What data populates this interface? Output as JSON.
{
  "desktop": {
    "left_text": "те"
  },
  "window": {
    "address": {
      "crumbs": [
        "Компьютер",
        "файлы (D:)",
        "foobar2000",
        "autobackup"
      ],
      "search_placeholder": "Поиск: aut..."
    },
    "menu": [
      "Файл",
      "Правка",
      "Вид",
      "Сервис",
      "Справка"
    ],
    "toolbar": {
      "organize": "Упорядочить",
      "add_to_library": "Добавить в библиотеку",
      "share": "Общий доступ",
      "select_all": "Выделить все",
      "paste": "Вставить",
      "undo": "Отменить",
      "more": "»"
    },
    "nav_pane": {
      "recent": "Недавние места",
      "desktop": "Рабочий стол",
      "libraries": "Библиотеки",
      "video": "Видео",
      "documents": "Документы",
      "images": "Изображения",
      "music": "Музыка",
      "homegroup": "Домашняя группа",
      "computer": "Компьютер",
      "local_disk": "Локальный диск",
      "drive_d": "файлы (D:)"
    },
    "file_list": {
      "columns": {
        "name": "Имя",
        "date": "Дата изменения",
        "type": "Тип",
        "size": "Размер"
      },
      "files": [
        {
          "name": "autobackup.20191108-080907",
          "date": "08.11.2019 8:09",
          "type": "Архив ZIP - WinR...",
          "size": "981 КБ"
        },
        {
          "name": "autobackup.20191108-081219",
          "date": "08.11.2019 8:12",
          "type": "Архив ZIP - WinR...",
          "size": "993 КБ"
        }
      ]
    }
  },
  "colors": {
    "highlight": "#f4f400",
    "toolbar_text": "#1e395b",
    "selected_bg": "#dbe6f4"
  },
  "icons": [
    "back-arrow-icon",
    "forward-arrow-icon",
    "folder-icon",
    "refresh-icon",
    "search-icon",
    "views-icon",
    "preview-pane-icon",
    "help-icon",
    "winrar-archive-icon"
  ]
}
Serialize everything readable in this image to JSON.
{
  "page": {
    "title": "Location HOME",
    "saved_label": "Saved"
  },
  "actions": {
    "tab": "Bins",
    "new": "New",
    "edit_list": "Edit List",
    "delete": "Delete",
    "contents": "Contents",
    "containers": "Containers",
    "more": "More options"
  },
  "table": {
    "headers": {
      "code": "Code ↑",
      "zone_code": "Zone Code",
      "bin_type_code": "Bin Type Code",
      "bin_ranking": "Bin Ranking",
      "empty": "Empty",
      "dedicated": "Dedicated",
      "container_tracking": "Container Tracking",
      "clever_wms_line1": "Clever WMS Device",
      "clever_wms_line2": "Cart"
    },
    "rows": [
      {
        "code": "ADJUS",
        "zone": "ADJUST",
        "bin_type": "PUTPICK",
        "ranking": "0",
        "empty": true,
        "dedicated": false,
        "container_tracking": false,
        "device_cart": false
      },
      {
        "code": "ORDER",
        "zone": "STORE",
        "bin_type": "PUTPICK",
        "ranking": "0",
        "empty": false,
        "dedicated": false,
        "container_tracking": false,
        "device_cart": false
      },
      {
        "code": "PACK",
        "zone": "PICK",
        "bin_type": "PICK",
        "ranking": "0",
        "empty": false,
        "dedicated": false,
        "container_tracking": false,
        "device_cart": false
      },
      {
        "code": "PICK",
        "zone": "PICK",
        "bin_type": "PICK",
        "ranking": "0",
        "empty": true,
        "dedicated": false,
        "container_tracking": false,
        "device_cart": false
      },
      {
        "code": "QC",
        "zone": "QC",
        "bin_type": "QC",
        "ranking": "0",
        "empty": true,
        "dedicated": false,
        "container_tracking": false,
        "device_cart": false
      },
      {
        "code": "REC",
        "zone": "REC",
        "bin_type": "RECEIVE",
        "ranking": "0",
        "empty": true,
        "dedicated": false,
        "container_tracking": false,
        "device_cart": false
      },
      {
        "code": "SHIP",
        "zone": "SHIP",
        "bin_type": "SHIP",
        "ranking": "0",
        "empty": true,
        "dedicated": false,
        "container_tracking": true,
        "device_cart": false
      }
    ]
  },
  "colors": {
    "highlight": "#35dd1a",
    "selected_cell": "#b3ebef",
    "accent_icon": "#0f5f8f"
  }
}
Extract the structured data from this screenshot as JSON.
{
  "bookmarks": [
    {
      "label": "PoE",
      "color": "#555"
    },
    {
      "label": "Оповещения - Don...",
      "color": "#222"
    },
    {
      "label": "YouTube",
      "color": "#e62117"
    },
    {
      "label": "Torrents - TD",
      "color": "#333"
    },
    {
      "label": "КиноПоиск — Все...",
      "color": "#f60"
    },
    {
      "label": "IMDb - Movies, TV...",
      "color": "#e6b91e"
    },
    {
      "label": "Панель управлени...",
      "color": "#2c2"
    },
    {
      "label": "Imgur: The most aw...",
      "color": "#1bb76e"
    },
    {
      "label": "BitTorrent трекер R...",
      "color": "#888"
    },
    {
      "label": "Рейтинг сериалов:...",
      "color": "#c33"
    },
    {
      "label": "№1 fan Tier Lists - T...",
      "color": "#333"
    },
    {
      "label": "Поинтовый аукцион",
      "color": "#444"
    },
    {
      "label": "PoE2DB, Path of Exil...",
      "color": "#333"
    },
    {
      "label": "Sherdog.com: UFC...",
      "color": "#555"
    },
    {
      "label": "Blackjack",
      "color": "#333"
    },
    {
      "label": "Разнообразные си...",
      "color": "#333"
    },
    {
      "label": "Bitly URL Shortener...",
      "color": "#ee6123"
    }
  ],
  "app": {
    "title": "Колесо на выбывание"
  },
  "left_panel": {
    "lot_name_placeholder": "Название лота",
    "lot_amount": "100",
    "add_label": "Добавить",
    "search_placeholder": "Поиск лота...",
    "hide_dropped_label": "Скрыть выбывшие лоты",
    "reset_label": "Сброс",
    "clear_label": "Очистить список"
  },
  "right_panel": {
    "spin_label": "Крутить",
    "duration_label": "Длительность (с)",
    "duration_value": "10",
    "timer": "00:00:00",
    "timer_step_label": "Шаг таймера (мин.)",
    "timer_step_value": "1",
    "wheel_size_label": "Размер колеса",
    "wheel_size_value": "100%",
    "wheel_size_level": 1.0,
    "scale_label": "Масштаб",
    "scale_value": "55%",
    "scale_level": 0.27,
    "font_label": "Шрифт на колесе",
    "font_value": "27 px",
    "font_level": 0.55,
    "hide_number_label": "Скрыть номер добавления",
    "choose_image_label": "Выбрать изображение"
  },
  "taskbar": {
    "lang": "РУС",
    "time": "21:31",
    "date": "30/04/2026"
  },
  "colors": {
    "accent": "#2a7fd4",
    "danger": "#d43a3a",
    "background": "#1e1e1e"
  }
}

■ **Stated goal**: Scan the listing above and identify each line holding the string "лота"; copy every such line.

■ **Result**:
    "lot_name_placeholder": "Название лота",
    "search_placeholder": "Поиск лота...",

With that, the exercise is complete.